Direction: Gather up every line that includes the string "Tout".

Data shown:
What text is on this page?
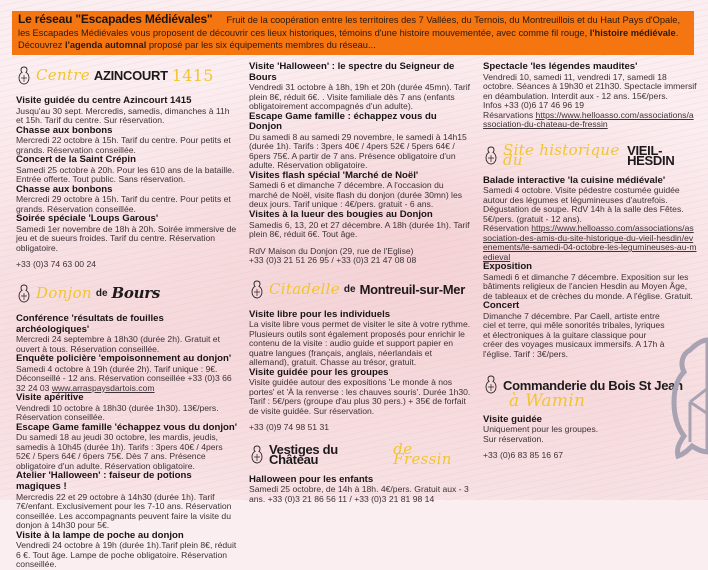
Le réseau "Escapades Médiévales" Fruit de la coopération entre les territoires des 7 Vallées, du Ternois, du Montreuillois et du Haut Pays d'Opale, les Escapades Médiévales vous proposent de découvrir ces lieux historiques, témoins d'une histoire mouvementée, avec comme fil rouge, l'histoire médiévale. Découvrez l'agenda automnal proposé par les six équipements membres du réseau...
Centre AZINCOURT 1415
Visite guidée du centre Azincourt 1415
Jusqu'au 30 sept. Mercredis, samedis, dimanches à 11h et 15h. Tarif du centre. Sur réservation.
Chasse aux bonbons
Mercredi 22 octobre à 15h. Tarif du centre. Pour petits et grands. Réservation conseillée.
Concert de la Saint Crépin
Samedi 25 octobre à 20h. Pour les 610 ans de la bataille. Entrée offerte. Tout public. Sans réservation.
Chasse aux bonbons
Mercredi 29 octobre à 15h. Tarif du centre. Pour petits et grands. Réservation conseillée.
Soirée spéciale 'Loups Garous'
Samedi 1er novembre de 18h à 20h. Soirée immersive de jeu et de sueurs froides. Tarif du centre. Réservation obligatoire.
+33 (0)3 74 63 00 24
Donjon de Bours
Conférence 'résultats de fouilles archéologiques'
Mercredi 24 septembre à 18h30 (durée 2h). Gratuit et ouvert à tous. Réservation conseillée.
Enquête policière 'empoisonnement au donjon'
Samedi 4 octobre à 19h (durée 2h). Tarif unique : 9€. Déconseillé - 12 ans. Réservation conseillée +33 (0)3 66 32 24 03 www.arraspaysdartois.com
Visite apéritive
Vendredi 10 octobre à 18h30 (durée 1h30). 13€/pers. Réservation conseillée.
Escape Game famille 'échappez vous du donjon'
Du samedi 18 au jeudi 30 octobre, les mardis, jeudis, samedis à 10h45 (durée 1h). Tarifs : 3pers 40€ / 4pers 52€ / 5pers 64€ / 6pers 75€. Dès 7 ans. Présence obligatoire d'un adulte. Réservation obligatoire.
Atelier 'Halloween' : faiseur de potions magiques !
Mercredis 22 et 29 octobre à 14h30 (durée 1h). Tarif 7€/enfant. Exclusivement pour les 7-10 ans. Réservation conseillée. Les accompagnants peuvent faire la visite du donjon à 14h30 pour 5€.
Visite à la lampe de poche au donjon
Vendredi 24 octobre à 19h (durée 1h).Tarif plein 8€, réduit 6 €. Tout âge. Lampe de poche obligatoire. Réservation conseillée.
Visite 'Halloween' : le spectre du Seigneur de Bours
Vendredi 31 octobre à 18h, 19h et 20h (durée 45mn). Tarif plein 8€, réduit 6€. . Visite familiale dès 7 ans (enfants obligatoirement accompagnés d'un adulte).
Escape Game famille : échappez vous du Donjon
Du samedi 8 au samedi 29 novembre, le samedi à 14h15 (durée 1h). Tarifs : 3pers 40€ / 4pers 52€ / 5pers 64€ / 6pers 75€. A partir de 7 ans. Présence obligatoire d'un adulte. Réservation obligatoire.
Visites flash spécial 'Marché de Noël'
Samedi 6 et dimanche 7 décembre. A l'occasion du marché de Noël, visite flash du donjon (durée 30mn) les deux jours. Tarif unique : 4€/pers. gratuit - 6 ans.
Visites à la lueur des bougies au Donjon
Samedis 6, 13, 20 et 27 décembre. A 18h (durée 1h). Tarif plein 8€, réduit 6€. Tout âge.
RdV Maison du Donjon (29, rue de l'Eglise)
+33 (0)3 21 51 26 95 / +33 (0)3 21 47 08 08
Citadelle de Montreuil-sur-Mer
Visite libre pour les individuels
La visite libre vous permet de visiter le site à votre rythme. Plusieurs outils sont également proposés pour enrichir le contenu de la visite : audio guide et support papier en quatre langues (français, anglais, néerlandais et allemand), gratuit. Chasse au trésor, gratuit.
Visite guidée pour les groupes
Visite guidée autour des expositions 'Le monde à nos portes' et 'À la renverse : les chauves souris'. Durée 1h30. Tarif : 5€/pers (groupe d'au plus 30 pers.) + 35€ de forfait de visite guidée. Sur réservation.
+33 (0)9 74 98 51 31
Vestiges du Château
de Fressin
Halloween pour les enfants
Samedi 25 octobre, de 14h à 18h. 4€/pers. Gratuit aux - 3 ans. +33 (0)3 21 86 56 11 / +33 (0)3 21 81 98 14
Spectacle 'les légendes maudites'
Vendredi 10, samedi 11, vendredi 17, samedi 18 octobre. Séances à 19h30 et 21h30. Spectacle immersif en déambulation. Interdit aux - 12 ans. 15€/pers.
Infos +33 (0)6 17 46 96 19
Résarvations https://www.helloasso.com/associations/association-du-chateau-de-fressin
Site historique du	VIEIL-HESDIN
Balade interactive 'la cuisine médiévale'
Samedi 4 octobre. Visite pédestre costumée guidée autour des légumes et légumineuses d'autrefois. Dégustation de soupe. RdV 14h à la salle des Fêtes. 5€/pers. (gratuit - 12 ans).
Réservation https://www.helloasso.com/associations/association-des-amis-du-site-historique-du-vieil-hesdin/evenements/le-samedi-04-octobre-les-legumineuses-au-medieval
Exposition
Samedi 6 et dimanche 7 décembre. Exposition sur les bâtiments religieux de l'ancien Hesdin au Moyen Âge, de tableaux et de crèches du monde. A l'église. Gratuit.
Concert
Dimanche 7 décembre. Par Caell, artiste entre ciel et terre, qui mêle sonorités tribales, lyriques et électroniques à la guitare classique pour créer des voyages musicaux immersifs. A 17h à l'église. Tarif : 3€/pers.
Commanderie du Bois St Jean
à Wamin
Visite guidée
Uniquement pour les groupes. Sur réservation.
+33 (0)6 83 85 16 67
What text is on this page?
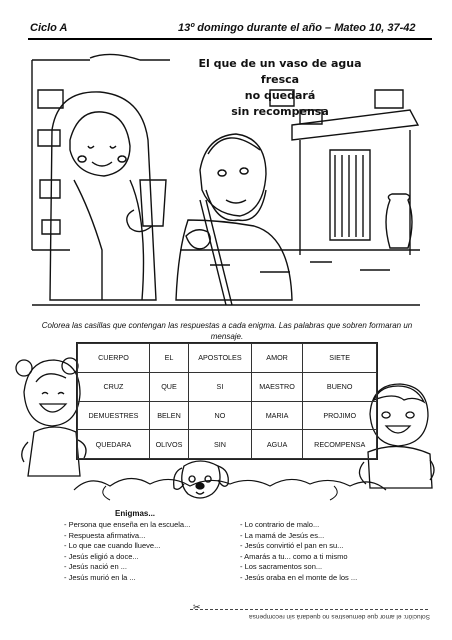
Ciclo A	13º domingo durante el año – Mateo 10, 37-42
El que de un vaso de agua
fresca
no quedará
sin recompensa
Colorea las casillas que contengan las respuestas a cada enigma. Las palabras que sobren formaran un mensaje.
CUERPO	EL	APOSTOLES	AMOR	SIETE
CRUZ	QUE	SI	MAESTRO	BUENO
DEMUESTRES	BELEN	NO	MARIA	PROJIMO
QUEDARA	OLIVOS	SIN	AGUA	RECOMPENSA
Enigmas...
- Persona que enseña en la escuela...
- Respuesta afirmativa...
- Lo que cae cuando llueve...
- Jesús eligió a doce...
- Jesús nació en ...
- Jesús murió en la ...
- Lo contrario de malo...
- La mamá de Jesús es...
- Jesús convirtió el pan en su...
- Amarás a tu... como a ti mismo
- Los sacramentos son...
- Jesús oraba en el monte de los ...
✂
Solución: el amor que demuestres no quedará sin recompensa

The answer:
Samedi 25 octobre à 20h. Pour les 610 ans de la bataille. Entrée offerte. Tout public. Sans réservation.
Vendredi 24 octobre à 19h (durée 1h).Tarif plein 8€, réduit 6 €. Tout âge. Lampe de poche obligatoire. Réservation conseillée.
Samedis 6, 13, 20 et 27 décembre. A 18h (durée 1h). Tarif plein 8€, réduit 6€. Tout âge.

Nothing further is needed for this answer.